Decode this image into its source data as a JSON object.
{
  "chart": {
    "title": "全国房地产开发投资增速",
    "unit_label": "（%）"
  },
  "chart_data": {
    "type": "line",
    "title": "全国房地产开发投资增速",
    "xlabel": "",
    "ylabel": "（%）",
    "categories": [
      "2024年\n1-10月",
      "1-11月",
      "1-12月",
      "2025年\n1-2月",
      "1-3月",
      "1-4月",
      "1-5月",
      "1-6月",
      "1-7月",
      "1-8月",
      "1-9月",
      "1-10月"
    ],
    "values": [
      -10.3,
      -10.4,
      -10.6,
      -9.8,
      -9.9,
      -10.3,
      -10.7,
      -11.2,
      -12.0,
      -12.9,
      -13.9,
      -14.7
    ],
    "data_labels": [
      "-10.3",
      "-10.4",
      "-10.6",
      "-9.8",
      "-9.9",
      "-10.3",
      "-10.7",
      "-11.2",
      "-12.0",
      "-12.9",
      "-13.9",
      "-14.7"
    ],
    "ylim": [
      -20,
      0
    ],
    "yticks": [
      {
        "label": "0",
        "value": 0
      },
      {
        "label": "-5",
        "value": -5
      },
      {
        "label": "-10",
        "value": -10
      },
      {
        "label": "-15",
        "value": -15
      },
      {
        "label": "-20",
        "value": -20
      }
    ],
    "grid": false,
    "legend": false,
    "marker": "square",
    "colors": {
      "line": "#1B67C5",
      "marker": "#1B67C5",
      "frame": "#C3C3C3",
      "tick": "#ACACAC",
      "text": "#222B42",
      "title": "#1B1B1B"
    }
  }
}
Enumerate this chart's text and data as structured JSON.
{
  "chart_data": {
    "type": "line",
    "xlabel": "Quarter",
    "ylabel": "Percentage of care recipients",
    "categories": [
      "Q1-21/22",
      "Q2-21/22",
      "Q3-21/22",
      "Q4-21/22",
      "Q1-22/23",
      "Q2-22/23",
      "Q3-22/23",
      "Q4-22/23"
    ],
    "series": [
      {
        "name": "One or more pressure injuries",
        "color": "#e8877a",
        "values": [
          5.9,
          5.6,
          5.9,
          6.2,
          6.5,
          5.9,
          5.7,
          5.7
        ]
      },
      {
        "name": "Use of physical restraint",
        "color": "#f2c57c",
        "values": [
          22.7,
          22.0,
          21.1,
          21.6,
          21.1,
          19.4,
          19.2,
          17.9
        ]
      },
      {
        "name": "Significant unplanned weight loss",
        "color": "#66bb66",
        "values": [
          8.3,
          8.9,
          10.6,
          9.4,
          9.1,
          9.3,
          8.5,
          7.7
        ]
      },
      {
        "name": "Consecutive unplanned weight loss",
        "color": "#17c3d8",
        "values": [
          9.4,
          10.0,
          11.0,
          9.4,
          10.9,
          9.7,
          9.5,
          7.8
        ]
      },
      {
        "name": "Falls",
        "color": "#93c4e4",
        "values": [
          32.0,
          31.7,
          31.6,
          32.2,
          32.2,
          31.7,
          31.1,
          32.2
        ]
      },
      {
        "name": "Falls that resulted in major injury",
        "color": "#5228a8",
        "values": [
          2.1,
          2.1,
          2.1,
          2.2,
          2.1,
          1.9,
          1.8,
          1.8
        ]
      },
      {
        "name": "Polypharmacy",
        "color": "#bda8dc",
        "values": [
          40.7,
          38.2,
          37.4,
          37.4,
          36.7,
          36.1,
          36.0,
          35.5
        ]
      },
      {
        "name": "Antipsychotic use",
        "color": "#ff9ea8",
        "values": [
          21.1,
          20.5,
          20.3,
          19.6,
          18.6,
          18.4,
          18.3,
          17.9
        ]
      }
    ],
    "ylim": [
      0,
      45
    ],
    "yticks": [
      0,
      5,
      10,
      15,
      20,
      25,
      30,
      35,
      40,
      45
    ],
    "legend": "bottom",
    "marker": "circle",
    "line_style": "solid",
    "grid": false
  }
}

--

SHORT EXERCISE: Print every entry exactly as it appears.

TASK OUTPUT:
Decode this image into its source data as a JSON object.
{
  "chart": {
    "title": "全国房地产开发投资增速",
    "unit_label": "（%）"
  },
  "chart_data": {
    "type": "line",
    "title": "全国房地产开发投资增速",
    "xlabel": "",
    "ylabel": "（%）",
    "categories": [
      "2024年\n1-10月",
      "1-11月",
      "1-12月",
      "2025年\n1-2月",
      "1-3月",
      "1-4月",
      "1-5月",
      "1-6月",
      "1-7月",
      "1-8月",
      "1-9月",
      "1-10月"
    ],
    "values": [
      -10.3,
      -10.4,
      -10.6,
      -9.8,
      -9.9,
      -10.3,
      -10.7,
      -11.2,
      -12.0,
      -12.9,
      -13.9,
      -14.7
    ],
    "data_labels": [
      "-10.3",
      "-10.4",
      "-10.6",
      "-9.8",
      "-9.9",
      "-10.3",
      "-10.7",
      "-11.2",
      "-12.0",
      "-12.9",
      "-13.9",
      "-14.7"
    ],
    "ylim": [
      -20,
      0
    ],
    "yticks": [
      {
        "label": "0",
        "value": 0
      },
      {
        "label": "-5",
        "value": -5
      },
      {
        "label": "-10",
        "value": -10
      },
      {
        "label": "-15",
        "value": -15
      },
      {
        "label": "-20",
        "value": -20
      }
    ],
    "grid": false,
    "legend": false,
    "marker": "square",
    "colors": {
      "line": "#1B67C5",
      "marker": "#1B67C5",
      "frame": "#C3C3C3",
      "tick": "#ACACAC",
      "text": "#222B42",
      "title": "#1B1B1B"
    }
  }
}
Enumerate this chart's text and data as structured JSON.
{
  "chart_data": {
    "type": "line",
    "xlabel": "Quarter",
    "ylabel": "Percentage of care recipients",
    "categories": [
      "Q1-21/22",
      "Q2-21/22",
      "Q3-21/22",
      "Q4-21/22",
      "Q1-22/23",
      "Q2-22/23",
      "Q3-22/23",
      "Q4-22/23"
    ],
    "series": [
      {
        "name": "One or more pressure injuries",
        "color": "#e8877a",
        "values": [
          5.9,
          5.6,
          5.9,
          6.2,
          6.5,
          5.9,
          5.7,
          5.7
        ]
      },
      {
        "name": "Use of physical restraint",
        "color": "#f2c57c",
        "values": [
          22.7,
          22.0,
          21.1,
          21.6,
          21.1,
          19.4,
          19.2,
          17.9
        ]
      },
      {
        "name": "Significant unplanned weight loss",
        "color": "#66bb66",
        "values": [
          8.3,
          8.9,
          10.6,
          9.4,
          9.1,
          9.3,
          8.5,
          7.7
        ]
      },
      {
        "name": "Consecutive unplanned weight loss",
        "color": "#17c3d8",
        "values": [
          9.4,
          10.0,
          11.0,
          9.4,
          10.9,
          9.7,
          9.5,
          7.8
        ]
      },
      {
        "name": "Falls",
        "color": "#93c4e4",
        "values": [
          32.0,
          31.7,
          31.6,
          32.2,
          32.2,
          31.7,
          31.1,
          32.2
        ]
      },
      {
        "name": "Falls that resulted in major injury",
        "color": "#5228a8",
        "values": [
          2.1,
          2.1,
          2.1,
          2.2,
          2.1,
          1.9,
          1.8,
          1.8
        ]
      },
      {
        "name": "Polypharmacy",
        "color": "#bda8dc",
        "values": [
          40.7,
          38.2,
          37.4,
          37.4,
          36.7,
          36.1,
          36.0,
          35.5
        ]
      },
      {
        "name": "Antipsychotic use",
        "color": "#ff9ea8",
        "values": [
          21.1,
          20.5,
          20.3,
          19.6,
          18.6,
          18.4,
          18.3,
          17.9
        ]
      }
    ],
    "ylim": [
      0,
      45
    ],
    "yticks": [
      0,
      5,
      10,
      15,
      20,
      25,
      30,
      35,
      40,
      45
    ],
    "legend": "bottom",
    "marker": "circle",
    "line_style": "solid",
    "grid": false
  }
}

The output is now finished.